- SHORT EXERCISE: Find the lines that hold the word "Count" and return them.

- DATA PROVIDED:

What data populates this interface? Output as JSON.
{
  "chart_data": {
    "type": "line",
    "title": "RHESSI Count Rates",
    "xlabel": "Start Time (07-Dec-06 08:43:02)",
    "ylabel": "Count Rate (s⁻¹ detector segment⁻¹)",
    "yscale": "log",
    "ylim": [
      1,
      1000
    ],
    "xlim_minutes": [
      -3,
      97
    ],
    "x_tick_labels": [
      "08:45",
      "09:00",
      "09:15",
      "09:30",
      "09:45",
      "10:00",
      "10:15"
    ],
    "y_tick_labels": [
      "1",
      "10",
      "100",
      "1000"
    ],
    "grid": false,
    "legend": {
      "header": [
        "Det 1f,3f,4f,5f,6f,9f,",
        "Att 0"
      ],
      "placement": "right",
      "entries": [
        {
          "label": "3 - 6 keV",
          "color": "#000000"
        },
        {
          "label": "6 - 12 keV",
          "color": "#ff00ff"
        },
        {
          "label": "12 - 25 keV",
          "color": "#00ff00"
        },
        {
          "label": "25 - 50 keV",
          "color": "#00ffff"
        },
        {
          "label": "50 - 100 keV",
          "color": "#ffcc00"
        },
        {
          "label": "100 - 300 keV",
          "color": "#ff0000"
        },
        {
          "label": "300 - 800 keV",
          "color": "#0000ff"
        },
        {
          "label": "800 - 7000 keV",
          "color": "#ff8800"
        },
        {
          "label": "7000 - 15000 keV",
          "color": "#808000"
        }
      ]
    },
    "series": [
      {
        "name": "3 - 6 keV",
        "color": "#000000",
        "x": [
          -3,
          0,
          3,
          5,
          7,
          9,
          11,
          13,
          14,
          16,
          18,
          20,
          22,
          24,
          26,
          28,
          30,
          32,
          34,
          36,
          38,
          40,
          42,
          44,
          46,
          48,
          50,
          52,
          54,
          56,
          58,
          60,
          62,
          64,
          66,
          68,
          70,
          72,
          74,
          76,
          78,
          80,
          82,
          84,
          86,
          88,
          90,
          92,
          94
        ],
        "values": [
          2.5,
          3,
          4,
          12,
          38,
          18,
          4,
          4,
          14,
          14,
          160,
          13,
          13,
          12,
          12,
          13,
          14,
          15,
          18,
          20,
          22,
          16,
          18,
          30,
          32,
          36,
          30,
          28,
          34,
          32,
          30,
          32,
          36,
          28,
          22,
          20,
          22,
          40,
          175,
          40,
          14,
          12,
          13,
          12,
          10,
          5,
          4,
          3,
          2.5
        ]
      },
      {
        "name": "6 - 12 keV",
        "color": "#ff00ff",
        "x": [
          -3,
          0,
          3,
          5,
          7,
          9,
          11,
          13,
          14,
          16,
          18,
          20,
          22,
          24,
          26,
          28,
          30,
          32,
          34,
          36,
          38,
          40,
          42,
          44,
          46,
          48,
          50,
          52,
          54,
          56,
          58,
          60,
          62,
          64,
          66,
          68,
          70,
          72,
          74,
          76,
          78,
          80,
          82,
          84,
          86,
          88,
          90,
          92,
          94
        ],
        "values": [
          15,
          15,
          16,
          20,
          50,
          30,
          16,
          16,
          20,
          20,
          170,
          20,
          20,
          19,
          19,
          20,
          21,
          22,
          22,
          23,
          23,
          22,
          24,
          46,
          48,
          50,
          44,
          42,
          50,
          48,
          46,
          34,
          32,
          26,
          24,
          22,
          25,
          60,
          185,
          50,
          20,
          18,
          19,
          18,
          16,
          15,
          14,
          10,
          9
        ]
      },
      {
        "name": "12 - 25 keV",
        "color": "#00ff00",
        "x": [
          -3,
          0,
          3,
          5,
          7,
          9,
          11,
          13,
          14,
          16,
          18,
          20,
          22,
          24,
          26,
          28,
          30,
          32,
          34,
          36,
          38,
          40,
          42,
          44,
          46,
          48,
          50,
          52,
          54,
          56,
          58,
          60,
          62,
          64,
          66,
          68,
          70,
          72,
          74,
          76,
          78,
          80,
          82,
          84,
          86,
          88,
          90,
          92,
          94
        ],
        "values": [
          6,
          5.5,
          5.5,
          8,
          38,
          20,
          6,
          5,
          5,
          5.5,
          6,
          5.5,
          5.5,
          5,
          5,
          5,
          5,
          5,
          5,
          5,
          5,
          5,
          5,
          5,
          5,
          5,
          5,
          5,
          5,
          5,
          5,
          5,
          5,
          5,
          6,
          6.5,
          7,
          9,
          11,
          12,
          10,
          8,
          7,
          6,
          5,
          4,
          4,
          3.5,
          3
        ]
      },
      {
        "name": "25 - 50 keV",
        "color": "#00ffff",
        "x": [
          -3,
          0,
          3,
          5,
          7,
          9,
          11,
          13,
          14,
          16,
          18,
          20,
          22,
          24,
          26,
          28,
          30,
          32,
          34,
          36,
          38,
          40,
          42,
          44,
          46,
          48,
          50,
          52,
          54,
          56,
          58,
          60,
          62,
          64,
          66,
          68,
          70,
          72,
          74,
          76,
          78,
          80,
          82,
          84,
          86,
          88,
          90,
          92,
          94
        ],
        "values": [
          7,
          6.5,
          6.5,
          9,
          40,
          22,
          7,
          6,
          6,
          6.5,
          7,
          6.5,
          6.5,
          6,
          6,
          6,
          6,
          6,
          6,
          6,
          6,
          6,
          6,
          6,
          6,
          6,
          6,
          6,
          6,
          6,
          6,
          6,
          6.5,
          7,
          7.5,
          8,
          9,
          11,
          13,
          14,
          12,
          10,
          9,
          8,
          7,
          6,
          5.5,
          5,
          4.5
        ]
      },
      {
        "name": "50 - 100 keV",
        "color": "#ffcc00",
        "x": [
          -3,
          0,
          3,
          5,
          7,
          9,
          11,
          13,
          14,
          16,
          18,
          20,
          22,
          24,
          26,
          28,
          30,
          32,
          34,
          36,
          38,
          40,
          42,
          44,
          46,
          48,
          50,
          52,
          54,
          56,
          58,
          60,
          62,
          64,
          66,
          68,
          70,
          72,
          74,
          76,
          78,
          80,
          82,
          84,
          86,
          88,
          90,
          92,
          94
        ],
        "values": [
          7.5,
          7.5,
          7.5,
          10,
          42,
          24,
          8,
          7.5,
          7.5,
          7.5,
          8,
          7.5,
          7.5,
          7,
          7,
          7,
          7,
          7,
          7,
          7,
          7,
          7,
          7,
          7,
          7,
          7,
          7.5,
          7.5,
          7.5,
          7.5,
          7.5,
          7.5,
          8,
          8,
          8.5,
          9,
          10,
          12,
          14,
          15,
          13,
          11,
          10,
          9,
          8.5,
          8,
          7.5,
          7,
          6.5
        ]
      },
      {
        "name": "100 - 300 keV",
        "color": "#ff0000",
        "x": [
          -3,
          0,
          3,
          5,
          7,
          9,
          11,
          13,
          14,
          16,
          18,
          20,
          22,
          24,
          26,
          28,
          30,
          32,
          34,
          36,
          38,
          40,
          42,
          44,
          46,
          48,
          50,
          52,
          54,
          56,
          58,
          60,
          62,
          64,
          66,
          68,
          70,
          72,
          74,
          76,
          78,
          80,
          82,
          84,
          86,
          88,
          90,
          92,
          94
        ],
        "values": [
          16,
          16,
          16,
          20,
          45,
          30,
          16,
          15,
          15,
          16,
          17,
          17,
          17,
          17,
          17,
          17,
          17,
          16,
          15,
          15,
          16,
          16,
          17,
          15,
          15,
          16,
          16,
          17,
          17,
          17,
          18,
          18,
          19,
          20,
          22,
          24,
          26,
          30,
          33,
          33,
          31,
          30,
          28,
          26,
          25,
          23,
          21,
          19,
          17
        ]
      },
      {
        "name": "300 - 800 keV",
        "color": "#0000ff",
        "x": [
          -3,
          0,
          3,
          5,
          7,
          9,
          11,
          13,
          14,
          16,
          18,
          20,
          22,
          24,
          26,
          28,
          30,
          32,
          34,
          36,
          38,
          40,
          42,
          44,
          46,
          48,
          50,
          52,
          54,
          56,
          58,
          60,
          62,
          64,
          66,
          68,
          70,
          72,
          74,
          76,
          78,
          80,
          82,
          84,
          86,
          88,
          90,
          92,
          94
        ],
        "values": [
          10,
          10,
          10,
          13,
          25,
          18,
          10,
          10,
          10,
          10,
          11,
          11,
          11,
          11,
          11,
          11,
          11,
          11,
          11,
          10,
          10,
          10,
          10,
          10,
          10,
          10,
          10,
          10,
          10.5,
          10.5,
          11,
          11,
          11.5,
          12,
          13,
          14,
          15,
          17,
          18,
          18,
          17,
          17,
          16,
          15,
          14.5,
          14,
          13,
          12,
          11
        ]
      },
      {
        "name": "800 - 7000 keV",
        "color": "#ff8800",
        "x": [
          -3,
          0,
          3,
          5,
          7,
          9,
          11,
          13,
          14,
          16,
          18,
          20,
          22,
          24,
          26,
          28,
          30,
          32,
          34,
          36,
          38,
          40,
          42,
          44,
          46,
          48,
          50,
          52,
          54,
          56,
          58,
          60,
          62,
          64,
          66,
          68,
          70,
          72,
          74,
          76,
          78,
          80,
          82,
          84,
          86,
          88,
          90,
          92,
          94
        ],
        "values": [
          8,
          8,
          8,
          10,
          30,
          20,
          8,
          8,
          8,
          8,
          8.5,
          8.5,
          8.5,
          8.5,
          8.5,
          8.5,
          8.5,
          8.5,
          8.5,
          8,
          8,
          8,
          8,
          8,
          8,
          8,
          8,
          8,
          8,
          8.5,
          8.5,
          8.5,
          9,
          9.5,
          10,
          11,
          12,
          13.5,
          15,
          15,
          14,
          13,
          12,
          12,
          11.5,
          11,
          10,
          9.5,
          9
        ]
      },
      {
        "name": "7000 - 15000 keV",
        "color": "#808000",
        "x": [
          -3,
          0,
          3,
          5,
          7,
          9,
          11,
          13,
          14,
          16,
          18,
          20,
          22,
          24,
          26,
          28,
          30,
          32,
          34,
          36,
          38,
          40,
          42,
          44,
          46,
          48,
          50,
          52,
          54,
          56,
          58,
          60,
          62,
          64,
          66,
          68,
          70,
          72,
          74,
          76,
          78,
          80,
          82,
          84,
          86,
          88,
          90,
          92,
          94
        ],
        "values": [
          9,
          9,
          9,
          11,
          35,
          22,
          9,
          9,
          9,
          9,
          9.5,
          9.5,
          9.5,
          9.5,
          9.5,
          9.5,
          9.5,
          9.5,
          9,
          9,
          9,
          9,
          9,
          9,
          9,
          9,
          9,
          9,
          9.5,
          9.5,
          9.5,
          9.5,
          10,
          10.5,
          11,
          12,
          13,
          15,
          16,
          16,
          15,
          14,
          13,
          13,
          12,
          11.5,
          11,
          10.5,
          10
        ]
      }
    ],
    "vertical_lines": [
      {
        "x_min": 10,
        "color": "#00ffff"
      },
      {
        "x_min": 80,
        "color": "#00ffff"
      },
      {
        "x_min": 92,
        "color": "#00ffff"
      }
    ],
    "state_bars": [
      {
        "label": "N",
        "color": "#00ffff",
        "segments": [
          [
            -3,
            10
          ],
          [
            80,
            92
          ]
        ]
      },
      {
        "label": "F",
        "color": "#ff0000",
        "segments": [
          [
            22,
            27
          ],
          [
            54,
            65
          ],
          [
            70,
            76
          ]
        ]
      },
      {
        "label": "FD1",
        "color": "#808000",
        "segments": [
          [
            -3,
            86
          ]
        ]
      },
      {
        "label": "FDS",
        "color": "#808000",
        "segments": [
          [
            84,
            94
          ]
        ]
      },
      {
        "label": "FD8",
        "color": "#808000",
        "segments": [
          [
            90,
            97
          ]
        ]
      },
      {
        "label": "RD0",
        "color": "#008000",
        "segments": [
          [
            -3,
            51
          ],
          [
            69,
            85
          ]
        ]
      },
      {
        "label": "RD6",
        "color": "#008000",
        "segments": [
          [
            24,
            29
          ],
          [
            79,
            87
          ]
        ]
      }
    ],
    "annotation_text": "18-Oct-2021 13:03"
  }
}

- REPLY:
    "title": "RHESSI Count Rates",
    "ylabel": "Count Rate (s⁻¹ detector segment⁻¹)",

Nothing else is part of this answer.